▶ EXERCISE AIM: Give back the full material, exactly as it reads.

▶ Stored items:
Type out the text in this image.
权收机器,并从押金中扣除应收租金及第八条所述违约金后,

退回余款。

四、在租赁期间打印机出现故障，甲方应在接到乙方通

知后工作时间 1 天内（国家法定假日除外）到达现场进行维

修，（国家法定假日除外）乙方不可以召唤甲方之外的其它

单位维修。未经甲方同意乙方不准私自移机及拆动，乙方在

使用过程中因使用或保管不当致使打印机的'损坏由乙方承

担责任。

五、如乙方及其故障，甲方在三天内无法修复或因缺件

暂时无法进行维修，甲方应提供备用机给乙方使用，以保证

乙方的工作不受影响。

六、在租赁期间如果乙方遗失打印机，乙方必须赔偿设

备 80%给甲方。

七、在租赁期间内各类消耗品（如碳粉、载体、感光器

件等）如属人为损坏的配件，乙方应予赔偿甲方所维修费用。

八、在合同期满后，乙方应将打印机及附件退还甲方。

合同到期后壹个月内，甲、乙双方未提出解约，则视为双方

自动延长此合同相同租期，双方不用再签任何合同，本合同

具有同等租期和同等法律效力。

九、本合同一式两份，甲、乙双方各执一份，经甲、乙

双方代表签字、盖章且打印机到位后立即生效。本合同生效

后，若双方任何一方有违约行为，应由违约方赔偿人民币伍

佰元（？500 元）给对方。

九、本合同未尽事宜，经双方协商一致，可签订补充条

▶ RIGHT ANSWER:
Type out the text in this image.
权收机器,并从押金中扣除应收租金及第八条所述违约金后,

退回余款。

四、在租赁期间打印机出现故障，甲方应在接到乙方通

知后工作时间 1 天内（国家法定假日除外）到达现场进行维

修，（国家法定假日除外）乙方不可以召唤甲方之外的其它

单位维修。未经甲方同意乙方不准私自移机及拆动，乙方在

使用过程中因使用或保管不当致使打印机的'损坏由乙方承

担责任。

五、如乙方及其故障，甲方在三天内无法修复或因缺件

暂时无法进行维修，甲方应提供备用机给乙方使用，以保证

乙方的工作不受影响。

六、在租赁期间如果乙方遗失打印机，乙方必须赔偿设

备 80%给甲方。

七、在租赁期间内各类消耗品（如碳粉、载体、感光器

件等）如属人为损坏的配件，乙方应予赔偿甲方所维修费用。

八、在合同期满后，乙方应将打印机及附件退还甲方。

合同到期后壹个月内，甲、乙双方未提出解约，则视为双方

自动延长此合同相同租期，双方不用再签任何合同，本合同

具有同等租期和同等法律效力。

九、本合同一式两份，甲、乙双方各执一份，经甲、乙

双方代表签字、盖章且打印机到位后立即生效。本合同生效

后，若双方任何一方有违约行为，应由违约方赔偿人民币伍

佰元（？500 元）给对方。

九、本合同未尽事宜，经双方协商一致，可签订补充条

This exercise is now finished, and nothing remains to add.